SET OF TASKS »
1. Decide whether each statement agrees with the text about the artist Viviano, answering yes or no and quoting the deciding words: (a) The Re-Cast Cities exhibition at Heller Gallery documented the first eight pieces in the series. (b) Viviano earned his MFA at Alfred University. (c) Viviano's work was shown at the Boise Art Museum in 2016.
2. Pick up the text about the artist Viviano after its final sentence and continue it.

PROVIDED PASSAGE »
+ + + + + + +

Heller Gallery’s March 2021 Re-Cast Cities exhibition documented the first eight pieces made in this series focusing on Detroit, Houston, New York, Philadelphia, Pittsburgh, Portland, (OR), Toledo and White Mills, (PA). Curator and writer Sarah Darro called the project “a radical reconsideration of cartography that inflects Viviano’s ongoing analysis of the rise and fall of American manufacturing with an experimental energy geared towards the future.”
Viviano received a BFA from Alfred University and an MFA in Sculpture from the Cranbrook Academy of Art. His work is represented in the collections of major museums in the US, Europe and Asia. His work has been shown at the Venice Architectural Biennale (2014), Houston Center for Contemporary Craft, Houston, TX (2013); Museum of Fine Arts, Boston (2015), Frederik Meijer Gardens and Sculpture Park (2016), Bellevue Art Museum (2016), Renwick Gallery of the Smithsonian American Art Museum (2016), MOCA Jacksonville (2017), Boise Art Museum (2018) as well as at Stanze de Vetro in Venice, Italy (2020). Recent solo exhibitions include Grand Rapids Art Museum in Grand Rapids, MI (2015); Heller Gallery, New York, NY (2011, 2014, 2018 and 2021); Chrysler Museum of Art, Norfolk VA (2016) and Corning Museum of Glass (CMOG), Corning, NY (2017-18). Viviano is an associate professor and sculpture program coordinator at Grand Valley State University in Michigan.

+ + + + + + +

Data drawn from a collection
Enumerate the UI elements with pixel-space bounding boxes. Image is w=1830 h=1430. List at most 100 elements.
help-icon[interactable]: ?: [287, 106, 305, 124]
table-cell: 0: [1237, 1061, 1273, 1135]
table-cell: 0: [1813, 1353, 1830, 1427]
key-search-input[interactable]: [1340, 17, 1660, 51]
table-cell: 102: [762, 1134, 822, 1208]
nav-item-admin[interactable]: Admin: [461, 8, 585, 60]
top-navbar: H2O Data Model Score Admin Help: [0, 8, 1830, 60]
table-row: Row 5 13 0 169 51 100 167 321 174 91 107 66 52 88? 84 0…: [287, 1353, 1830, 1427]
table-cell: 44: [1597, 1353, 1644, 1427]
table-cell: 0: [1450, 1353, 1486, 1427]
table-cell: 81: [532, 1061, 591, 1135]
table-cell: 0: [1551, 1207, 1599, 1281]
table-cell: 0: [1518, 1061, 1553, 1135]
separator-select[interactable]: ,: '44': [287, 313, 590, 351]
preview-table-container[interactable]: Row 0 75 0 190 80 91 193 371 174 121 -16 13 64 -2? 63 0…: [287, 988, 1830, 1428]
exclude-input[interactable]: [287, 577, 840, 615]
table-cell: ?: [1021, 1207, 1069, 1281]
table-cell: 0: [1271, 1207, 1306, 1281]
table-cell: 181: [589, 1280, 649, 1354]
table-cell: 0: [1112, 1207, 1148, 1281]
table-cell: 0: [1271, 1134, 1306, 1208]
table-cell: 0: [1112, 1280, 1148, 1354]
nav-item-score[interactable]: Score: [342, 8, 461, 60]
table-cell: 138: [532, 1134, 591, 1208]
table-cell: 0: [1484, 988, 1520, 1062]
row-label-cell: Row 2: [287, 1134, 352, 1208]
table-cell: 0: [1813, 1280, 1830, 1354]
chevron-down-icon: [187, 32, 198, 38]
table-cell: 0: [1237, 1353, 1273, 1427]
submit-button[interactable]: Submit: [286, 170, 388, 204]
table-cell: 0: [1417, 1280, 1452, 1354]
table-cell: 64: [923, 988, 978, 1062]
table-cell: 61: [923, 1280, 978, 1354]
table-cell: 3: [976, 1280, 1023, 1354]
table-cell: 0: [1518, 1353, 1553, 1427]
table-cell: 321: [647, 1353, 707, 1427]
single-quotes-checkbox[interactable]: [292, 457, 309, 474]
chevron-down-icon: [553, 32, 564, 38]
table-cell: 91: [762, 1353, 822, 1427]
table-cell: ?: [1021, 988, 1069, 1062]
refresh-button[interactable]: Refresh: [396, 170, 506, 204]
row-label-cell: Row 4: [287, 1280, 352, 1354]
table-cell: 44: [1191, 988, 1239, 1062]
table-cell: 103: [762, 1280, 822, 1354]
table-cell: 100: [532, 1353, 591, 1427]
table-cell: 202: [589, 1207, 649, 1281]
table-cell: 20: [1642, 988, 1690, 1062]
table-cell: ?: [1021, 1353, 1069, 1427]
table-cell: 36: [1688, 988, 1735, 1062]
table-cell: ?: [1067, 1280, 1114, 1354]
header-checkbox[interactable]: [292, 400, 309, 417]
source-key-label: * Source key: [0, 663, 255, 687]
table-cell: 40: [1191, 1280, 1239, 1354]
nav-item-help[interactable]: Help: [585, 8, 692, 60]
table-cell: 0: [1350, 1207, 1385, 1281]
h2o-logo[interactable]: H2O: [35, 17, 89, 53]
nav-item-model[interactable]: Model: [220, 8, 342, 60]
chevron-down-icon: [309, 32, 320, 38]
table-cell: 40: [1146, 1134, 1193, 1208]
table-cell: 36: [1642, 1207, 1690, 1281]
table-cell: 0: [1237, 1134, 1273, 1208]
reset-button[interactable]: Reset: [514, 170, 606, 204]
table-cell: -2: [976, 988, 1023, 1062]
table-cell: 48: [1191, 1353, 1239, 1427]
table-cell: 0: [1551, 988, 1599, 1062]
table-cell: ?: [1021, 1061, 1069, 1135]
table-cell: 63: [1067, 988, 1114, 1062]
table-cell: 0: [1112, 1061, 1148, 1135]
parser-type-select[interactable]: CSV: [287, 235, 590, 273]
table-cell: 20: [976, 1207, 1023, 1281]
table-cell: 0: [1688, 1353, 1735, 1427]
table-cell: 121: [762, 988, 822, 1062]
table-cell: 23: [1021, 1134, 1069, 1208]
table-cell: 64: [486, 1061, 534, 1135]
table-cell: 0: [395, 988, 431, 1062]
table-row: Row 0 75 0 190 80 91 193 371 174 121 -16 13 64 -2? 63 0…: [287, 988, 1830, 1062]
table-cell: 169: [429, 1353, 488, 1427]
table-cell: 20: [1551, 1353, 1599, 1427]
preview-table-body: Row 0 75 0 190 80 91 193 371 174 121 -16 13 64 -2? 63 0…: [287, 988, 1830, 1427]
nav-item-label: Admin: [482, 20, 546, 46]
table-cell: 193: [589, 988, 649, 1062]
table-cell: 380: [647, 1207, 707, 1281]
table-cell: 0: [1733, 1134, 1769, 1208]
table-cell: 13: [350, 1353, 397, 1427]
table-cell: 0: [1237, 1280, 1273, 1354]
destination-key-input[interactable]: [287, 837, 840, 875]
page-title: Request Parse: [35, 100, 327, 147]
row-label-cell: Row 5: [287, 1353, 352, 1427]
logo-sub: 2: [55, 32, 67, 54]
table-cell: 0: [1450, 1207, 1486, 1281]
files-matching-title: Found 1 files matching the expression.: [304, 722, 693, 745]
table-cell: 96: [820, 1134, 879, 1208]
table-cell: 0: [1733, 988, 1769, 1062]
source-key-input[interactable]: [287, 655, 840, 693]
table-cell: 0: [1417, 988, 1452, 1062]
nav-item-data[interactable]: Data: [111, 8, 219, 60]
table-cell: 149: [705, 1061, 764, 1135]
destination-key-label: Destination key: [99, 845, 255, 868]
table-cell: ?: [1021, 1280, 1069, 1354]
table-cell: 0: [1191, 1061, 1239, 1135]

+ + + + + + +

ANSWERS IN ORDER »
1.
(a) Yes: "documented the first eight pieces made in this series"
(b) No: "an MFA in Sculpture from the Cranbrook Academy of Art"
(c) No: "Boise Art Museum (2018)"

2.
Awards and residencies include the 2019 Corning Museum of Glass, David Whitehouse Research Residency for Artists; visiting artist residencies in 2017 and 2010 at Museum of Glass, Tacoma, WA; inclusion in CMOG’s New Glass Review #16, #22, #33, #36, and #38; a 2016 fellowship at Wheaton Arts and Cultural Center – Creative Glass Center of America, Millville, NJ; the 2014 Pilchuck Glass School John H. Hauberg Fellowship; the Venice Biennale, Best Exhibition Award, from Global Art Affairs Foundation; and the Center for Scholarly and Creative Excellence, GVSU, Catalyst Grant for Research and Creativity.
The result of Viviano’s 2017 Visiting Artist Residency at the Museum of Glass, Cities Underwater focused attention from population and cartographic shifts of the past to the future. The artist conceived the project to visualize the dramatic loss of land predicted to occur in the next 500 years in areas that some 127 million Americans call home. The adaptation needed to mitigate the impending changes that will affect our lives, history and culture is massive. The Cities Underwater work is aimed at keeping this conversation alive and not forgoing it for short-term convenience or gain.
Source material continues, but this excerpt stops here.